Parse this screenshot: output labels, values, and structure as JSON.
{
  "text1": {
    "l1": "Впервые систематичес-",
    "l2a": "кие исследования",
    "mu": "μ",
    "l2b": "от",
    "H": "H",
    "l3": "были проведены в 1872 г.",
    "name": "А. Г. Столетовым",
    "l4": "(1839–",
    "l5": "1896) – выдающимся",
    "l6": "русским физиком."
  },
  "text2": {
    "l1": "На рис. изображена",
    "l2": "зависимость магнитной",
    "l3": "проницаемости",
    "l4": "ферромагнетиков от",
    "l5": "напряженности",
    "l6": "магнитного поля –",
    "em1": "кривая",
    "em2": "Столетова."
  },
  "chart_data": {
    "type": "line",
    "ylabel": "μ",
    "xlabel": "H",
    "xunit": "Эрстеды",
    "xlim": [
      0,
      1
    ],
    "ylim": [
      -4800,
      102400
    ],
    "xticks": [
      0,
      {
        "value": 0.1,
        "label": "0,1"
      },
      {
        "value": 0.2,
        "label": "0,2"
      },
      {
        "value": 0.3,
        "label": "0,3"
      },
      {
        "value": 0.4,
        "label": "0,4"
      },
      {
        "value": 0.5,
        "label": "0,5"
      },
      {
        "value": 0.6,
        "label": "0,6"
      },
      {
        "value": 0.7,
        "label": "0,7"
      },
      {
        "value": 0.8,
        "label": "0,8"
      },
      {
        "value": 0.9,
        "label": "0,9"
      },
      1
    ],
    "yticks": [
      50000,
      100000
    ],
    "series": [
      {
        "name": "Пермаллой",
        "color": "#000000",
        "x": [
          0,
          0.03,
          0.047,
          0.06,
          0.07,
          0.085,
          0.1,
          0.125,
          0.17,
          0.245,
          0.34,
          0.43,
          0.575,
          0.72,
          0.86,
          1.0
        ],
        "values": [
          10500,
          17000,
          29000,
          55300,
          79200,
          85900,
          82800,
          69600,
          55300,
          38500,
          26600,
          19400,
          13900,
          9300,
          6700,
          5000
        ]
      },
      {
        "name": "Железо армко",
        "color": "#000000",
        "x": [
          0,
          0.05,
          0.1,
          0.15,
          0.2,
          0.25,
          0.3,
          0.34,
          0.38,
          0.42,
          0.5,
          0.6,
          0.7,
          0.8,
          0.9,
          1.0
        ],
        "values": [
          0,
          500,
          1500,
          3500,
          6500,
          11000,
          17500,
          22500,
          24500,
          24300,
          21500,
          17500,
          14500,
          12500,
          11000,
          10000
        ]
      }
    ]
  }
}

▶ **THE EXERCISE**: Copy out the material word for word and line for line.

▶ **WRITTEN ANSWER**:
Parse this screenshot: output labels, values, and structure as JSON.
{
  "text1": {
    "l1": "Впервые систематичес-",
    "l2a": "кие исследования",
    "mu": "μ",
    "l2b": "от",
    "H": "H",
    "l3": "были проведены в 1872 г.",
    "name": "А. Г. Столетовым",
    "l4": "(1839–",
    "l5": "1896) – выдающимся",
    "l6": "русским физиком."
  },
  "text2": {
    "l1": "На рис. изображена",
    "l2": "зависимость магнитной",
    "l3": "проницаемости",
    "l4": "ферромагнетиков от",
    "l5": "напряженности",
    "l6": "магнитного поля –",
    "em1": "кривая",
    "em2": "Столетова."
  },
  "chart_data": {
    "type": "line",
    "ylabel": "μ",
    "xlabel": "H",
    "xunit": "Эрстеды",
    "xlim": [
      0,
      1
    ],
    "ylim": [
      -4800,
      102400
    ],
    "xticks": [
      0,
      {
        "value": 0.1,
        "label": "0,1"
      },
      {
        "value": 0.2,
        "label": "0,2"
      },
      {
        "value": 0.3,
        "label": "0,3"
      },
      {
        "value": 0.4,
        "label": "0,4"
      },
      {
        "value": 0.5,
        "label": "0,5"
      },
      {
        "value": 0.6,
        "label": "0,6"
      },
      {
        "value": 0.7,
        "label": "0,7"
      },
      {
        "value": 0.8,
        "label": "0,8"
      },
      {
        "value": 0.9,
        "label": "0,9"
      },
      1
    ],
    "yticks": [
      50000,
      100000
    ],
    "series": [
      {
        "name": "Пермаллой",
        "color": "#000000",
        "x": [
          0,
          0.03,
          0.047,
          0.06,
          0.07,
          0.085,
          0.1,
          0.125,
          0.17,
          0.245,
          0.34,
          0.43,
          0.575,
          0.72,
          0.86,
          1.0
        ],
        "values": [
          10500,
          17000,
          29000,
          55300,
          79200,
          85900,
          82800,
          69600,
          55300,
          38500,
          26600,
          19400,
          13900,
          9300,
          6700,
          5000
        ]
      },
      {
        "name": "Железо армко",
        "color": "#000000",
        "x": [
          0,
          0.05,
          0.1,
          0.15,
          0.2,
          0.25,
          0.3,
          0.34,
          0.38,
          0.42,
          0.5,
          0.6,
          0.7,
          0.8,
          0.9,
          1.0
        ],
        "values": [
          0,
          500,
          1500,
          3500,
          6500,
          11000,
          17500,
          22500,
          24500,
          24300,
          21500,
          17500,
          14500,
          12500,
          11000,
          10000
        ]
      }
    ]
  }
}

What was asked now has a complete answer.